DOCUMENT:

################

Combining the change in schedule, change in social status, and the family change, it's understandable that you would feel overwhelmed. I felt crazy on many many days. The work load felt near impossible. And just like you, I had been a volunteer, a mom, a teacher. All, it seemed, with ease.
I think the important thing is not to let your worries go on. You will find your rhythm in the new dynamic. You are an experienced mom who will be more than able to care for this new baby and the tears are natural. If your children are worried it may be because they sense your worry. Let them know that tears are natural when you're tired and things are changing. But of course reassure them that you will be fine and so will they.
Be sure your doctor and spouse know about the deep emotional state so that there can be preparation for ppd. Don't be ashamed and let it go unchecked. Get some information about family dynamics with three kids. It's a new frontier.

################

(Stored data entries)
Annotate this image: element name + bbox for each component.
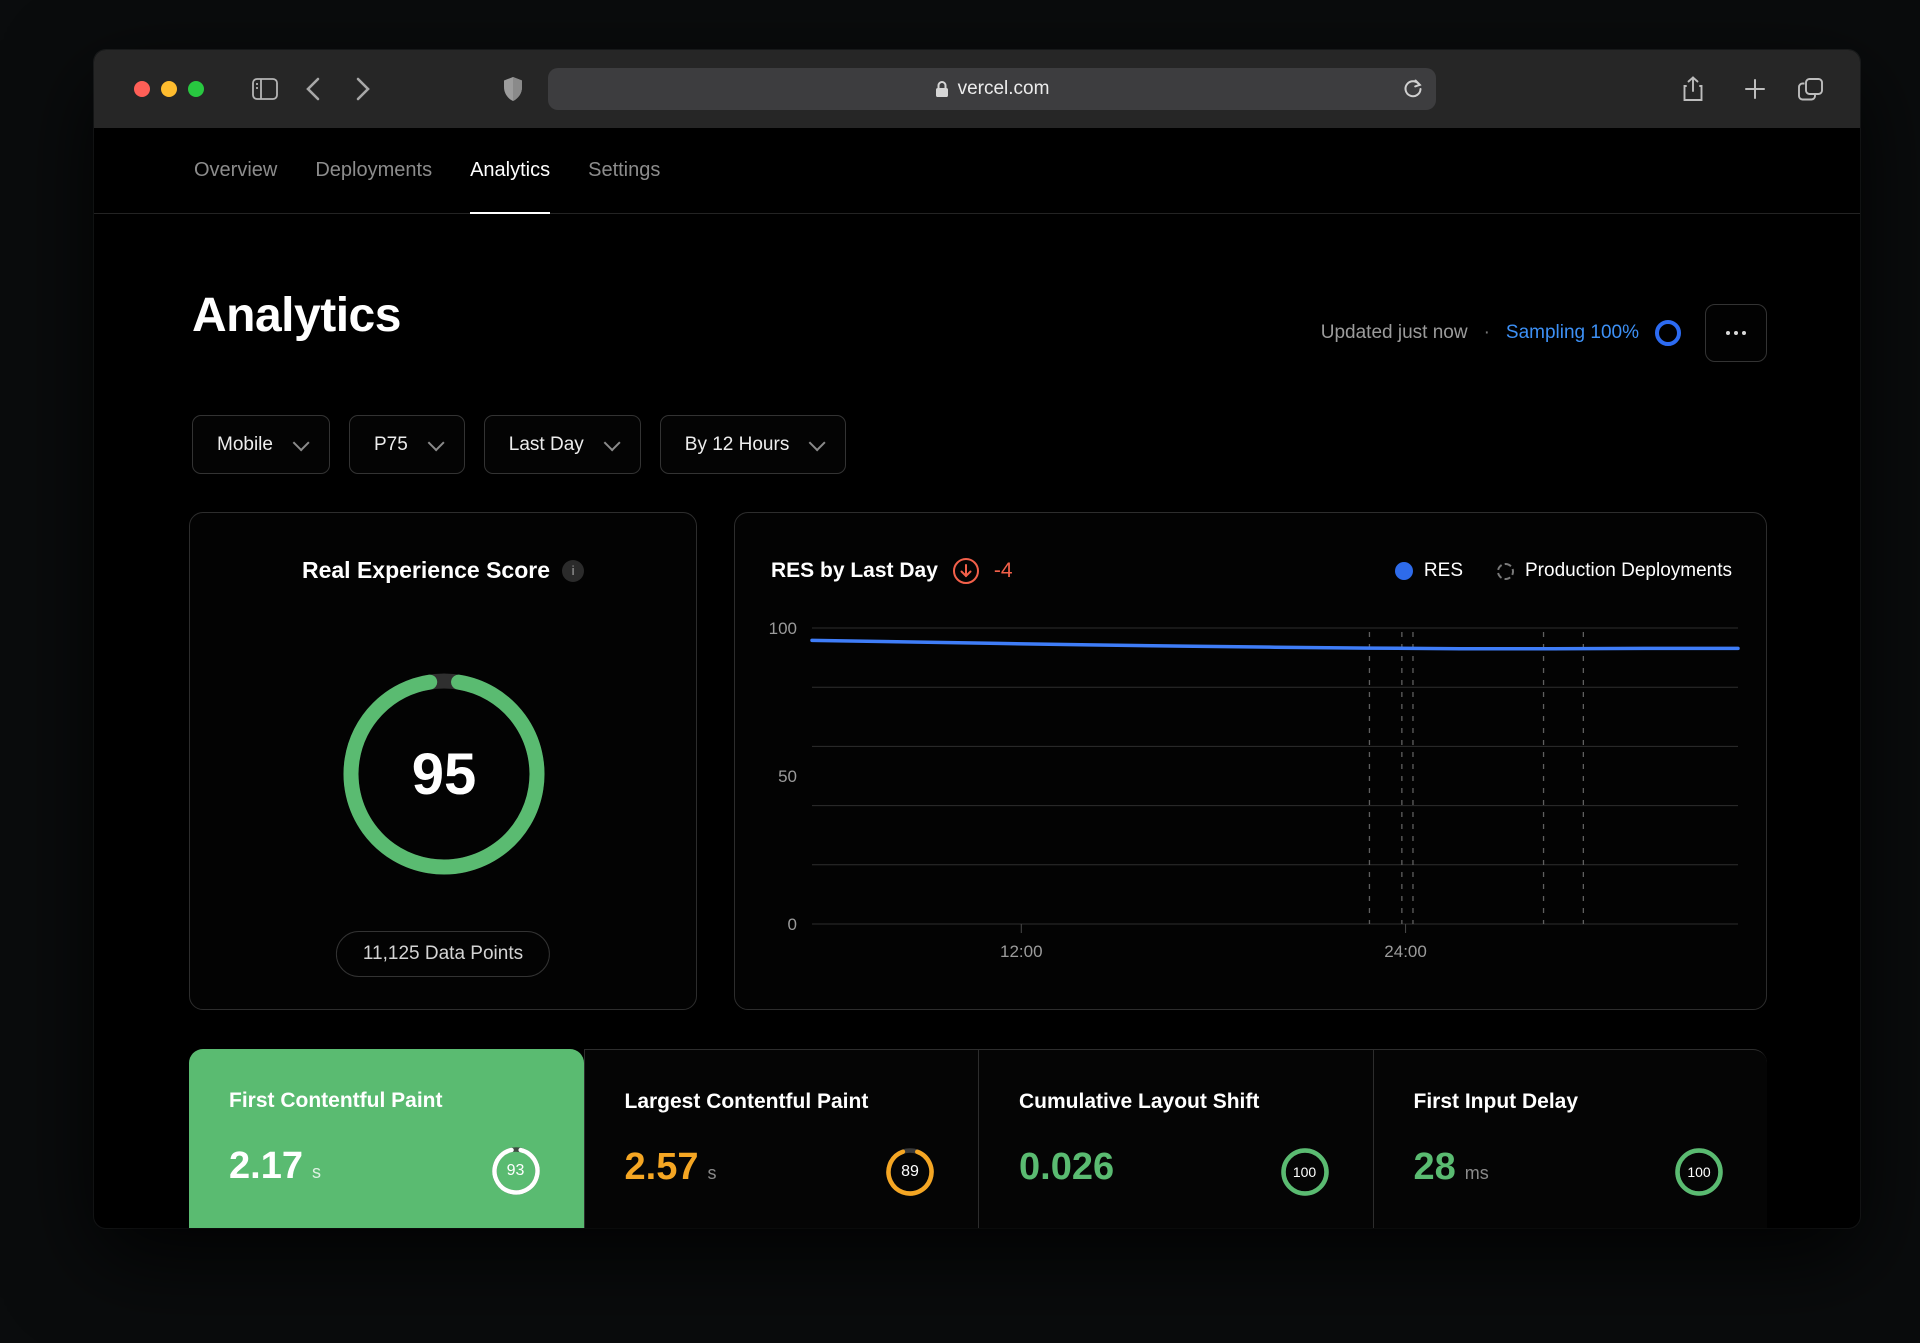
browser-chrome: vercel.com — [94, 50, 1860, 128]
meta-separator: · — [1483, 322, 1490, 343]
percentile-filter-dropdown[interactable]: P75 — [348, 415, 465, 474]
url-text: vercel.com — [957, 78, 1050, 99]
lcp-value: 2.57 — [624, 1146, 699, 1188]
trend-down-icon — [952, 558, 979, 584]
web-vitals-row: First Contentful Paint 2.17 s 93 Largest… — [189, 1049, 1767, 1228]
res-score-gauge: 95 — [339, 669, 549, 879]
cls-score-ring: 100 — [1279, 1146, 1331, 1198]
shield-icon[interactable] — [502, 76, 524, 102]
deployment-dashed-circle-icon — [1497, 562, 1514, 580]
sidebar-toggle-icon[interactable] — [252, 78, 278, 100]
fcp-unit: s — [311, 1162, 321, 1182]
tab-analytics[interactable]: Analytics — [470, 128, 551, 214]
site-nav: Overview Deployments Analytics Settings — [94, 128, 1860, 214]
lcp-unit: s — [707, 1163, 717, 1183]
res-score-value: 95 — [411, 741, 477, 807]
traffic-lights — [134, 81, 204, 97]
svg-text:50: 50 — [778, 767, 797, 786]
res-card-title: Real Experience Score — [301, 557, 551, 583]
page-title: Analytics — [192, 289, 401, 342]
svg-text:0: 0 — [788, 915, 797, 934]
chevron-down-icon — [292, 433, 310, 451]
filter-row: Mobile P75 Last Day By 12 Hours — [192, 415, 847, 474]
legend-production-deployments[interactable]: Production Deployments — [1497, 560, 1732, 582]
metric-card-lcp[interactable]: Largest Contentful Paint 2.57 s 89 — [583, 1049, 978, 1228]
close-window-button[interactable] — [134, 81, 150, 97]
svg-text:24:00: 24:00 — [1384, 942, 1427, 961]
tab-overview-icon[interactable] — [1798, 77, 1824, 101]
lcp-score-ring: 89 — [884, 1146, 936, 1198]
forward-icon[interactable] — [356, 77, 370, 101]
reload-icon[interactable] — [1402, 78, 1424, 100]
tab-overview[interactable]: Overview — [194, 128, 277, 213]
legend-res[interactable]: RES — [1394, 560, 1463, 582]
res-dot-icon — [1394, 562, 1413, 580]
more-options-button[interactable] — [1705, 304, 1767, 362]
res-score-card: Real Experience Score i 95 11,125 Data P… — [189, 512, 697, 1010]
chevron-down-icon — [603, 433, 621, 451]
fid-unit: ms — [1464, 1163, 1489, 1183]
device-filter-dropdown[interactable]: Mobile — [192, 415, 330, 474]
res-chart-card: RES by Last Day -4 RES Production Deploy… — [734, 512, 1767, 1010]
chevron-down-icon — [427, 433, 445, 451]
timerange-filter-dropdown[interactable]: Last Day — [483, 415, 641, 474]
lock-icon — [935, 81, 948, 97]
minimize-window-button[interactable] — [161, 81, 177, 97]
interval-filter-dropdown[interactable]: By 12 Hours — [659, 415, 847, 474]
svg-text:100: 100 — [769, 619, 797, 638]
svg-text:12:00: 12:00 — [1000, 942, 1043, 961]
new-tab-icon[interactable] — [1744, 78, 1766, 100]
page-meta: Updated just now · Sampling 100% — [1321, 303, 1767, 363]
fcp-score-ring: 93 — [490, 1145, 542, 1197]
tab-settings[interactable]: Settings — [588, 128, 660, 213]
chevron-down-icon — [808, 433, 826, 451]
chart-legend: RES Production Deployments — [1394, 560, 1732, 582]
chart-delta: -4 — [993, 559, 1013, 582]
zoom-window-button[interactable] — [188, 81, 204, 97]
metric-card-fcp[interactable]: First Contentful Paint 2.17 s 93 — [189, 1049, 584, 1228]
browser-window: vercel.com Overview Deployments Analytic… — [94, 50, 1860, 1228]
tab-deployments[interactable]: Deployments — [315, 128, 432, 213]
back-icon[interactable] — [306, 77, 320, 101]
metric-card-cls[interactable]: Cumulative Layout Shift 0.026 100 — [978, 1049, 1373, 1228]
res-line-chart[interactable]: 100 50 0 12:00 24:00 — [735, 603, 1768, 993]
fid-score-ring: 100 — [1673, 1146, 1725, 1198]
updated-status: Updated just now — [1320, 322, 1468, 343]
fcp-value: 2.17 — [229, 1145, 303, 1187]
metric-card-fid[interactable]: First Input Delay 28 ms 100 — [1372, 1049, 1767, 1228]
share-icon[interactable] — [1682, 76, 1704, 102]
chart-title: RES by Last Day — [771, 559, 938, 582]
data-points-badge: 11,125 Data Points — [335, 931, 551, 977]
info-icon[interactable]: i — [562, 559, 585, 582]
fid-value: 28 — [1413, 1146, 1456, 1188]
cls-value: 0.026 — [1019, 1146, 1115, 1188]
address-bar[interactable]: vercel.com — [548, 68, 1436, 110]
sampling-ring-icon — [1655, 320, 1681, 346]
sampling-link[interactable]: Sampling 100% — [1506, 322, 1639, 344]
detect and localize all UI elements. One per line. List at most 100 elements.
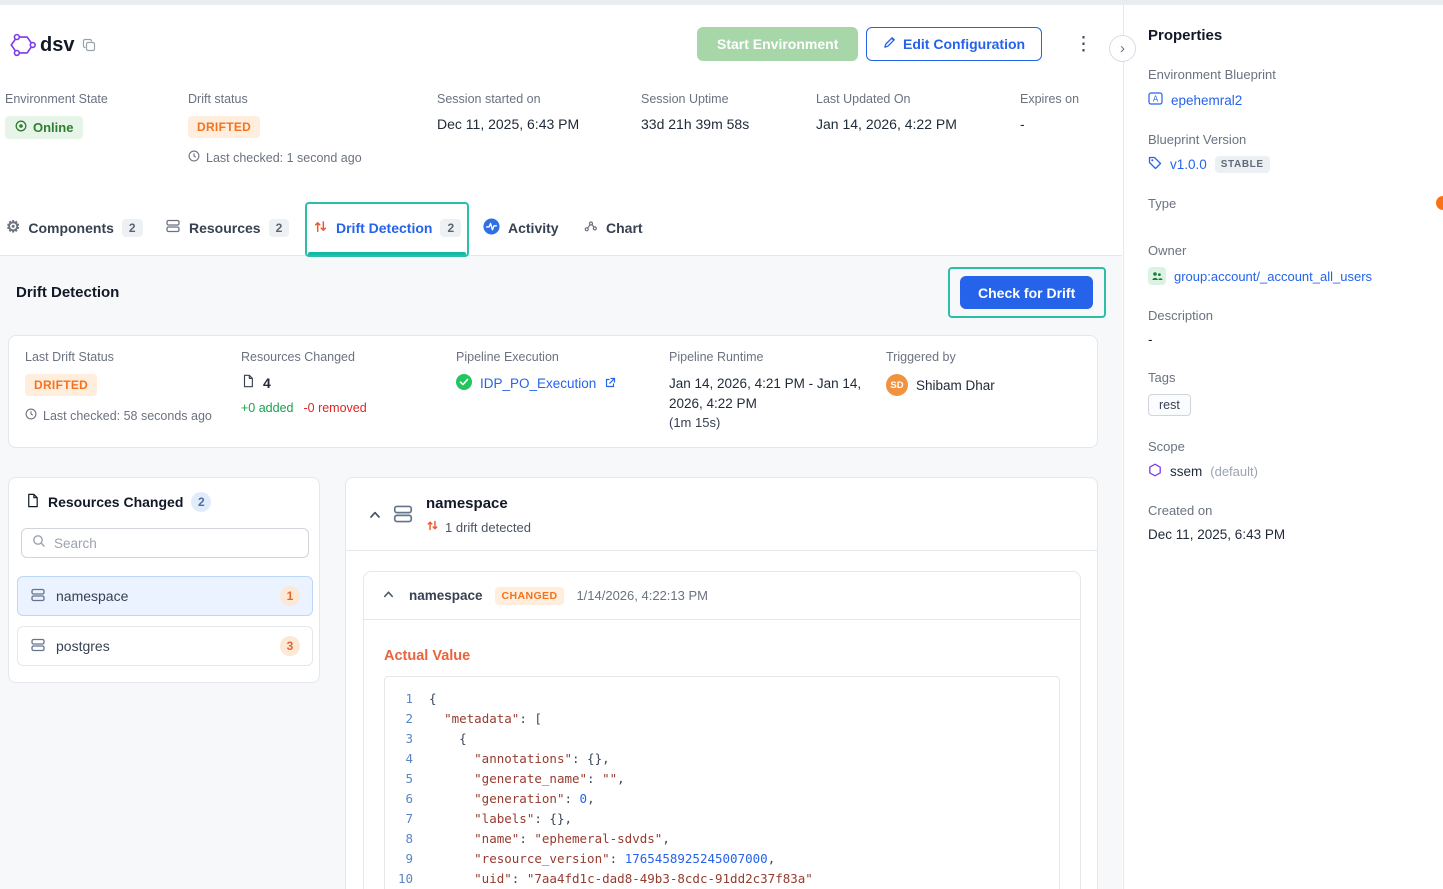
top-strip <box>0 0 1443 5</box>
status-bar: Environment State Online Drift status DR… <box>0 92 1122 192</box>
main-area: dsv Start Environment Edit Configuration… <box>0 5 1122 889</box>
tab-drift-detection[interactable]: Drift Detection 2 <box>313 200 461 255</box>
tab-label: Components <box>28 220 114 236</box>
resources-panel-title: Resources Changed <box>48 494 183 510</box>
summary-last-checked-text: Last checked: 58 seconds ago <box>43 409 212 423</box>
drift-arrows-icon <box>426 519 439 535</box>
tag-chip: rest <box>1148 394 1191 416</box>
search-input[interactable] <box>54 536 298 551</box>
owner-link[interactable]: group:account/_account_all_users <box>1174 269 1372 284</box>
last-drift-status-field: Last Drift Status DRIFTED Last checked: … <box>25 350 212 423</box>
drifted-badge: DRIFTED <box>25 374 97 396</box>
file-icon <box>25 493 40 511</box>
check-for-drift-button[interactable]: Check for Drift <box>960 276 1093 309</box>
description-value: - <box>1148 332 1419 347</box>
drift-last-checked-text: Last checked: 1 second ago <box>206 151 362 165</box>
drift-entry-card: namespace CHANGED 1/14/2026, 4:22:13 PM … <box>363 571 1081 889</box>
scope-label: Scope <box>1148 439 1419 454</box>
code-line: 6 "generation": 0, <box>385 789 1059 809</box>
code-line: 1{ <box>385 689 1059 709</box>
blueprint-link[interactable]: epehemral2 <box>1171 93 1242 108</box>
code-block[interactable]: 1{2 "metadata": [3 {4 "annotations": {},… <box>384 676 1060 889</box>
created-on-label: Created on <box>1148 503 1419 518</box>
group-icon <box>1148 267 1166 285</box>
scope-icon <box>1148 463 1162 480</box>
copy-icon[interactable] <box>82 38 96 55</box>
delta-row: +0 added -0 removed <box>241 401 367 415</box>
tab-label: Drift Detection <box>336 220 432 236</box>
session-uptime-value: 33d 21h 39m 58s <box>641 116 749 132</box>
resources-panel-count-badge: 2 <box>191 492 211 512</box>
collapse-chevron-icon[interactable] <box>366 506 384 527</box>
properties-panel: Properties Environment Blueprint A epehe… <box>1123 5 1443 889</box>
clock-icon <box>25 408 37 423</box>
notification-dot[interactable] <box>1436 196 1443 210</box>
file-icon <box>241 374 255 391</box>
triggered-by-name: Shibam Dhar <box>916 378 995 393</box>
layers-icon <box>165 218 181 237</box>
panel-collapse-chevron[interactable]: › <box>1109 35 1136 62</box>
blueprint-label: Environment Blueprint <box>1148 67 1419 82</box>
drift-detected-text: 1 drift detected <box>445 520 531 535</box>
resources-changed-count: 4 <box>263 375 271 391</box>
resource-item-postgres[interactable]: postgres 3 <box>17 626 313 666</box>
tags-label: Tags <box>1148 370 1419 385</box>
type-label: Type <box>1148 196 1419 211</box>
resource-drift-count-badge: 3 <box>280 636 300 656</box>
expires-field: Expires on - <box>1020 92 1079 132</box>
avatar: SD <box>886 374 908 396</box>
edit-configuration-button[interactable]: Edit Configuration <box>866 27 1042 61</box>
tab-bar: ⚙ Components 2 Resources 2 Drift Detecti… <box>0 200 1122 256</box>
layers-icon <box>392 503 414 530</box>
pipeline-runtime-field: Pipeline Runtime Jan 14, 2026, 4:21 PM -… <box>669 350 864 430</box>
tab-resources[interactable]: Resources 2 <box>165 200 289 255</box>
pipeline-runtime-label: Pipeline Runtime <box>669 350 864 364</box>
code-line: 9 "resource_version": 176545892524500700… <box>385 849 1059 869</box>
gear-icon: ⚙ <box>6 220 20 236</box>
resources-changed-field: Resources Changed 4 +0 added-0 removed <box>241 350 367 415</box>
removed-count: -0 removed <box>303 401 366 415</box>
search-box <box>21 528 309 558</box>
pipeline-runtime-value: Jan 14, 2026, 4:21 PM - Jan 14, 2026, 4:… <box>669 374 864 413</box>
session-uptime-field: Session Uptime 33d 21h 39m 58s <box>641 92 749 132</box>
resources-changed-panel: Resources Changed 2 namespace 1 postgres… <box>8 477 320 683</box>
code-line: 10 "uid": "7aa4fd1c-dad8-49b3-8cdc-91dd2… <box>385 869 1059 889</box>
triggered-by-label: Triggered by <box>886 350 995 364</box>
owner-label: Owner <box>1148 243 1419 258</box>
drift-entry-header[interactable]: namespace CHANGED 1/14/2026, 4:22:13 PM <box>364 572 1080 620</box>
changed-badge: CHANGED <box>495 587 565 605</box>
resources-panel-heading: Resources Changed 2 <box>25 492 211 512</box>
svg-text:A: A <box>1153 95 1159 104</box>
stable-badge: STABLE <box>1215 156 1270 173</box>
blueprint-icon: A <box>1148 91 1163 109</box>
online-status-icon <box>15 120 27 135</box>
version-link[interactable]: v1.0.0 <box>1170 157 1207 172</box>
added-count: +0 added <box>241 401 293 415</box>
start-environment-button[interactable]: Start Environment <box>697 27 858 61</box>
section-heading: Drift Detection <box>16 284 119 301</box>
session-started-field: Session started on Dec 11, 2025, 6:43 PM <box>437 92 579 132</box>
drift-status-field: Drift status DRIFTED Last checked: 1 sec… <box>188 92 362 165</box>
tab-count-badge: 2 <box>269 219 290 237</box>
kebab-menu-icon[interactable]: ⋮ <box>1066 29 1101 60</box>
tab-activity[interactable]: Activity <box>483 200 559 255</box>
collapse-chevron-icon[interactable] <box>380 586 397 606</box>
detail-resource-title: namespace <box>426 495 508 512</box>
pipeline-execution-link[interactable]: IDP_PO_Execution <box>480 376 596 391</box>
tab-label: Resources <box>189 220 261 236</box>
external-link-icon <box>604 376 616 392</box>
resource-item-namespace[interactable]: namespace 1 <box>17 576 313 616</box>
drift-summary-card: Last Drift Status DRIFTED Last checked: … <box>8 335 1098 448</box>
tab-count-badge: 2 <box>122 219 143 237</box>
tag-icon <box>1148 156 1162 173</box>
drift-detail-card: namespace 1 drift detected namespace CHA… <box>345 477 1098 889</box>
pipeline-execution-field: Pipeline Execution IDP_PO_Execution <box>456 350 616 393</box>
env-state-label: Environment State <box>5 92 108 106</box>
session-started-label: Session started on <box>437 92 579 106</box>
last-updated-label: Last Updated On <box>816 92 957 106</box>
tab-components[interactable]: ⚙ Components 2 <box>6 200 143 255</box>
tab-chart[interactable]: Chart <box>583 200 643 255</box>
page: dsv Start Environment Edit Configuration… <box>0 0 1443 889</box>
clock-icon <box>188 150 200 165</box>
drift-detection-section: Drift Detection Check for Drift Last Dri… <box>0 256 1122 889</box>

################

REQUIREMENTS: Pick up the advice to the overwhelmed mother of a new baby where it ends, and write what comes next.

RESULT OF THIS EXERCISE:
I recommend deep slow breathing, letting go of some tears, controlling your worries by self talk and by talking them over with trusted loved ones, and accepting the changes that are coming. You will miss adult time, so be sure to set aside time for yourself as well as to get together with peers. (join a group if you can) I can't stress that enough. One more thing, dates with your mate! Don't stop having time alone with your spouse. All this is from my own personal experience, so I hope it helps.
Remember: This too, shall pass.
It all goes by so fast, and it's so beautiful. Worry is a waste of time really. I'm sure you would rather be soaking in your children.
I know you can do this. I was there. I pulled through, and now I find so much joy in the many gifts my children are to me. I just watch them at times. It's really enjoyable.